_Dataset records_
-------------------------
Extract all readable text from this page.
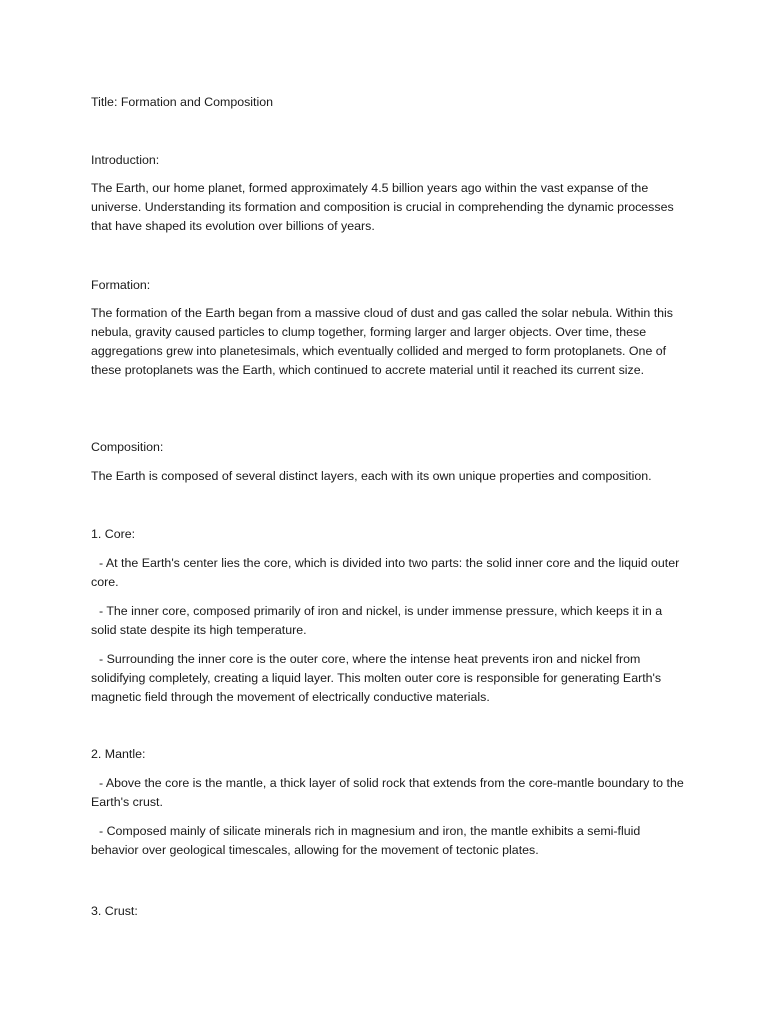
Title: Formation and Composition

Introduction:

The Earth, our home planet, formed approximately 4.5 billion years ago within the vast expanse of the universe. Understanding its formation and composition is crucial in comprehending the dynamic processes that have shaped its evolution over billions of years.

Formation:

The formation of the Earth began from a massive cloud of dust and gas called the solar nebula. Within this nebula, gravity caused particles to clump together, forming larger and larger objects. Over time, these aggregations grew into planetesimals, which eventually collided and merged to form protoplanets. One of these protoplanets was the Earth, which continued to accrete material until it reached its current size.

Composition:

The Earth is composed of several distinct layers, each with its own unique properties and composition.

1. Core:

- At the Earth's center lies the core, which is divided into two parts: the solid inner core and the liquid outer core.

- The inner core, composed primarily of iron and nickel, is under immense pressure, which keeps it in a solid state despite its high temperature.

- Surrounding the inner core is the outer core, where the intense heat prevents iron and nickel from solidifying completely, creating a liquid layer. This molten outer core is responsible for generating Earth's magnetic field through the movement of electrically conductive materials.

2. Mantle:

- Above the core is the mantle, a thick layer of solid rock that extends from the core-mantle boundary to the Earth's crust.

- Composed mainly of silicate minerals rich in magnesium and iron, the mantle exhibits a semi-fluid behavior over geological timescales, allowing for the movement of tectonic plates.

3. Crust:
-------------------------
_Task directions_
All of the entries need to be transcribed word for word; pictures are left out.

_Answer to the exercise_
Extract all readable text from this page.
Title: Formation and Composition

Introduction:

The Earth, our home planet, formed approximately 4.5 billion years ago within the vast expanse of the universe. Understanding its formation and composition is crucial in comprehending the dynamic processes that have shaped its evolution over billions of years.

Formation:

The formation of the Earth began from a massive cloud of dust and gas called the solar nebula. Within this nebula, gravity caused particles to clump together, forming larger and larger objects. Over time, these aggregations grew into planetesimals, which eventually collided and merged to form protoplanets. One of these protoplanets was the Earth, which continued to accrete material until it reached its current size.

Composition:

The Earth is composed of several distinct layers, each with its own unique properties and composition.

1. Core:

- At the Earth's center lies the core, which is divided into two parts: the solid inner core and the liquid outer core.

- The inner core, composed primarily of iron and nickel, is under immense pressure, which keeps it in a solid state despite its high temperature.

- Surrounding the inner core is the outer core, where the intense heat prevents iron and nickel from solidifying completely, creating a liquid layer. This molten outer core is responsible for generating Earth's magnetic field through the movement of electrically conductive materials.

2. Mantle:

- Above the core is the mantle, a thick layer of solid rock that extends from the core-mantle boundary to the Earth's crust.

- Composed mainly of silicate minerals rich in magnesium and iron, the mantle exhibits a semi-fluid behavior over geological timescales, allowing for the movement of tectonic plates.

3. Crust:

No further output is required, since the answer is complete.